STATED PROBLEM: Read through the records below and copy each line that uses the word "Control".

--- START MATERIALS PROVIDED ---

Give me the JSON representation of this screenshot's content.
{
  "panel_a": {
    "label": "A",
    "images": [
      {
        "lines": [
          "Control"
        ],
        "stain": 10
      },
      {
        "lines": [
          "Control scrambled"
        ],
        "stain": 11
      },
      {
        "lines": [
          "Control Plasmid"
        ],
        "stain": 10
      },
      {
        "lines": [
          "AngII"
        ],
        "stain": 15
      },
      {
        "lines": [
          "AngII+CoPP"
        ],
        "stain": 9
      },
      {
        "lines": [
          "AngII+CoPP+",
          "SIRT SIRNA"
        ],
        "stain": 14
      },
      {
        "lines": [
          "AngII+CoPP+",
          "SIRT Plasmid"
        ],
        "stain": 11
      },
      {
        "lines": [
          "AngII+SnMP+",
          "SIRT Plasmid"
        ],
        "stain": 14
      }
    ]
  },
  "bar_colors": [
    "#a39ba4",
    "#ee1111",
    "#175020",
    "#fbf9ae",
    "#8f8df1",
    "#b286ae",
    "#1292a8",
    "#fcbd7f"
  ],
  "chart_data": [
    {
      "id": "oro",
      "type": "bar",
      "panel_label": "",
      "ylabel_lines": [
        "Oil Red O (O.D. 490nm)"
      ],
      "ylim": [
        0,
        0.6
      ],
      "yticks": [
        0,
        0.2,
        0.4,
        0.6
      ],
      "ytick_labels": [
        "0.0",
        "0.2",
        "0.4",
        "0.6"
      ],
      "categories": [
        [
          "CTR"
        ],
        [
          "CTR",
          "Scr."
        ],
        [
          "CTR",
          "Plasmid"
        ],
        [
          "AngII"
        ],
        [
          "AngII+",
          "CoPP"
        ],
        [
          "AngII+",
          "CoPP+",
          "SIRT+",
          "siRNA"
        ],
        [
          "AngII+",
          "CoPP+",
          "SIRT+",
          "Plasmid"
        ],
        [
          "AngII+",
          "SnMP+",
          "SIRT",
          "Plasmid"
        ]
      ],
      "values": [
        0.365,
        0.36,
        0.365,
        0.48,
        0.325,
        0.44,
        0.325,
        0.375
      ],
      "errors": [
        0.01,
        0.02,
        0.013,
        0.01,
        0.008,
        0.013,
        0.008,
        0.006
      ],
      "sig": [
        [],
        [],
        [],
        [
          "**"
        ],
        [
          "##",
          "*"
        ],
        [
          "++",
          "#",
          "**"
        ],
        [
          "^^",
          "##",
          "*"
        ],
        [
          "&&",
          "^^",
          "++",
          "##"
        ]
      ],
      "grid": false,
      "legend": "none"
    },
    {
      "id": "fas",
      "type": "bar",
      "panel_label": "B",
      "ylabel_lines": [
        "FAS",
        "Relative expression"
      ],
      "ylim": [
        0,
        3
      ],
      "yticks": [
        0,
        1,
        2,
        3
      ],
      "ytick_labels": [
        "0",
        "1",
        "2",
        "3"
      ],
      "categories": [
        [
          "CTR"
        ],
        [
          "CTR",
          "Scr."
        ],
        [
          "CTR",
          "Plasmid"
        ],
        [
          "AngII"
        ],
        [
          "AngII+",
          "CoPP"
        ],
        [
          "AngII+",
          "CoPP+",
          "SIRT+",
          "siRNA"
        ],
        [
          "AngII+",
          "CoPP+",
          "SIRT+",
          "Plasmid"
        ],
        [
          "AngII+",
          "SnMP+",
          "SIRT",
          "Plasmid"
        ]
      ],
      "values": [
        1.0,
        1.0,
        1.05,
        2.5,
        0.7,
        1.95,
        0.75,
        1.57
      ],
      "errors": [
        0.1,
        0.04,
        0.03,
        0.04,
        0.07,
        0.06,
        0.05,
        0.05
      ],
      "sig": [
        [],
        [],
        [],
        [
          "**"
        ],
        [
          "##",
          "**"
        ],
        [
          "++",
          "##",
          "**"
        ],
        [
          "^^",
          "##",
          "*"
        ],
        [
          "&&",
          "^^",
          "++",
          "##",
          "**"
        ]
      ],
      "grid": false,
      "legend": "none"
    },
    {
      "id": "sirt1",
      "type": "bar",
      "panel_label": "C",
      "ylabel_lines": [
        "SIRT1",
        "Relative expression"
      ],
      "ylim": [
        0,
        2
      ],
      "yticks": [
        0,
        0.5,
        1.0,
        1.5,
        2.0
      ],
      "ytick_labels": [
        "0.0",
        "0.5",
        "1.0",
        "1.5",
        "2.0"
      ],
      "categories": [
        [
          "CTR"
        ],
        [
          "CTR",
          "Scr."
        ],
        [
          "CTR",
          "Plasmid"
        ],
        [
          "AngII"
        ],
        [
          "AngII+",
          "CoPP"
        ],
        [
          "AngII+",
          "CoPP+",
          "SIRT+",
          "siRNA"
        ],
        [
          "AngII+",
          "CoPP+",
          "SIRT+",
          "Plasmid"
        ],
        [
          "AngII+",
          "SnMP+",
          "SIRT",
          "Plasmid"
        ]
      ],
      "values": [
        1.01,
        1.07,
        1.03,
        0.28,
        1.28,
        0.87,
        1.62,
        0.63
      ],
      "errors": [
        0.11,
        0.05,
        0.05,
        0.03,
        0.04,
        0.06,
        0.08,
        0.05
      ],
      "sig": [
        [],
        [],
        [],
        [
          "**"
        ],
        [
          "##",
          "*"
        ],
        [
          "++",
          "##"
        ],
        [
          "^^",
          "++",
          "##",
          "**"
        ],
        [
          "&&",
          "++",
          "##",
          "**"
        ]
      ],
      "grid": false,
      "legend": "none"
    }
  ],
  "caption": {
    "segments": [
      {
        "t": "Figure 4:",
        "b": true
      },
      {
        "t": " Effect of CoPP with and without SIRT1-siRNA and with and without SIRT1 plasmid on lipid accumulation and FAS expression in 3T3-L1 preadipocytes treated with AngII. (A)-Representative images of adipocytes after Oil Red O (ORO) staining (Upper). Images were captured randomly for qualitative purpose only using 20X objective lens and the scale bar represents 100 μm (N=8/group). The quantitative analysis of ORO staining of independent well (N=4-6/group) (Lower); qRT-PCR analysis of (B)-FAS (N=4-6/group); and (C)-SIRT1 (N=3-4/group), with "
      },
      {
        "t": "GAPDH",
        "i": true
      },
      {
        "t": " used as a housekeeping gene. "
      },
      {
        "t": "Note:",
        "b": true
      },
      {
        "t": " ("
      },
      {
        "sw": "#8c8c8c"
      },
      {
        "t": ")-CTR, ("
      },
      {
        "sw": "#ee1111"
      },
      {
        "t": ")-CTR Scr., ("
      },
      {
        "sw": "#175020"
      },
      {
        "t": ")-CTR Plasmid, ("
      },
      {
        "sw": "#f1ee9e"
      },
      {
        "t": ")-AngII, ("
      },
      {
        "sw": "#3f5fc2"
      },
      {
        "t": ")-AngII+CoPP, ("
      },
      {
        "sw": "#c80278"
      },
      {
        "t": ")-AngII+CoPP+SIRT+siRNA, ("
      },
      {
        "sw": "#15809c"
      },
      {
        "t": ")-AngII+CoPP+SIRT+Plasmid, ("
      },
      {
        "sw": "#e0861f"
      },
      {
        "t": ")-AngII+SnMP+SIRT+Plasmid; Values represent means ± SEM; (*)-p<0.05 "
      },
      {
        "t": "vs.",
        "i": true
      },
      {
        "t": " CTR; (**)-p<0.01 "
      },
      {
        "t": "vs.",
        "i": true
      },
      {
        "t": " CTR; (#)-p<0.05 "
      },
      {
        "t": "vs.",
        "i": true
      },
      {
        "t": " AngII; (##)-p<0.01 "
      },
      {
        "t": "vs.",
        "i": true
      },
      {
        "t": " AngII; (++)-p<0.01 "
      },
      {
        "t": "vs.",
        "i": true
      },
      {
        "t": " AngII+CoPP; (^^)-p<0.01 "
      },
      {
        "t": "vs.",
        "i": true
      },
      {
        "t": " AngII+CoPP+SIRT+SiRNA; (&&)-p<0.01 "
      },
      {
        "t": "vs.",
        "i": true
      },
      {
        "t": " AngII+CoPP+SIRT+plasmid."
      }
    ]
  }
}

--- END MATERIALS PROVIDED ---

FINISHED ANSWER:
          "Control"
          "Control scrambled"
          "Control Plasmid"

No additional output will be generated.